Supplied records:

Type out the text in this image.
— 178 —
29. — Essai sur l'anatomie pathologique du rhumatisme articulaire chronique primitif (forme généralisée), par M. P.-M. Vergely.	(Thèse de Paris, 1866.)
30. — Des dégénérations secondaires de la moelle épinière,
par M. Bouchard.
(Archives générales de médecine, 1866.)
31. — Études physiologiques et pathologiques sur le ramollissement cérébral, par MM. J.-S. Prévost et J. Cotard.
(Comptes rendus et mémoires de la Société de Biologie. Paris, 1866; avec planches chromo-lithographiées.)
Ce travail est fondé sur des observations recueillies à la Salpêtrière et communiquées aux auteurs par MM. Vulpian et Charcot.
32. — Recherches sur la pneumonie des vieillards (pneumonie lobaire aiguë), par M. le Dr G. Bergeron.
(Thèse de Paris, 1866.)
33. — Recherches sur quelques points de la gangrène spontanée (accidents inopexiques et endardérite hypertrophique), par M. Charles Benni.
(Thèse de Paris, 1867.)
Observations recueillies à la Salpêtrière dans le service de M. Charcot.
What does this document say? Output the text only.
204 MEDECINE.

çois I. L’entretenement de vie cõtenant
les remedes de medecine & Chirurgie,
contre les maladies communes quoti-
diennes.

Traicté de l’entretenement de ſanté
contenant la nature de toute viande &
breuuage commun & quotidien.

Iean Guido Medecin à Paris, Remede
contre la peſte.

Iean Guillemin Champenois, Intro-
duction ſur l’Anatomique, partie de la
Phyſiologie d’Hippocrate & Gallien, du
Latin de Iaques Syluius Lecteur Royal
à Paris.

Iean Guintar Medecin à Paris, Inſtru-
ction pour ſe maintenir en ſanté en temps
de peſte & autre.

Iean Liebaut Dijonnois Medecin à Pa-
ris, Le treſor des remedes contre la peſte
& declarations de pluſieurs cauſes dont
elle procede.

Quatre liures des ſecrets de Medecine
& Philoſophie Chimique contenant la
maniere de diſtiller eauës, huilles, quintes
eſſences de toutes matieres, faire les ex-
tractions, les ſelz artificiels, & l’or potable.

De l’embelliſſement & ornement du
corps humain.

Given exercise:
Reproduce the material precisely, including every line.

Solution for this problem:
Type out the text in this image.
— 178 —
29. — Essai sur l'anatomie pathologique du rhumatisme articulaire chronique primitif (forme généralisée), par M. P.-M. Vergely.	(Thèse de Paris, 1866.)
30. — Des dégénérations secondaires de la moelle épinière,
par M. Bouchard.
(Archives générales de médecine, 1866.)
31. — Études physiologiques et pathologiques sur le ramollissement cérébral, par MM. J.-S. Prévost et J. Cotard.
(Comptes rendus et mémoires de la Société de Biologie. Paris, 1866; avec planches chromo-lithographiées.)
Ce travail est fondé sur des observations recueillies à la Salpêtrière et communiquées aux auteurs par MM. Vulpian et Charcot.
32. — Recherches sur la pneumonie des vieillards (pneumonie lobaire aiguë), par M. le Dr G. Bergeron.
(Thèse de Paris, 1866.)
33. — Recherches sur quelques points de la gangrène spontanée (accidents inopexiques et endardérite hypertrophique), par M. Charles Benni.
(Thèse de Paris, 1867.)
Observations recueillies à la Salpêtrière dans le service de M. Charcot.
What does this document say? Output the text only.
204 MEDECINE.

çois I. L’entretenement de vie cõtenant
les remedes de medecine & Chirurgie,
contre les maladies communes quoti-
diennes.

Traicté de l’entretenement de ſanté
contenant la nature de toute viande &
breuuage commun & quotidien.

Iean Guido Medecin à Paris, Remede
contre la peſte.

Iean Guillemin Champenois, Intro-
duction ſur l’Anatomique, partie de la
Phyſiologie d’Hippocrate & Gallien, du
Latin de Iaques Syluius Lecteur Royal
à Paris.

Iean Guintar Medecin à Paris, Inſtru-
ction pour ſe maintenir en ſanté en temps
de peſte & autre.

Iean Liebaut Dijonnois Medecin à Pa-
ris, Le treſor des remedes contre la peſte
& declarations de pluſieurs cauſes dont
elle procede.

Quatre liures des ſecrets de Medecine
& Philoſophie Chimique contenant la
maniere de diſtiller eauës, huilles, quintes
eſſences de toutes matieres, faire les ex-
tractions, les ſelz artificiels, & l’or potable.

De l’embelliſſement & ornement du
corps humain.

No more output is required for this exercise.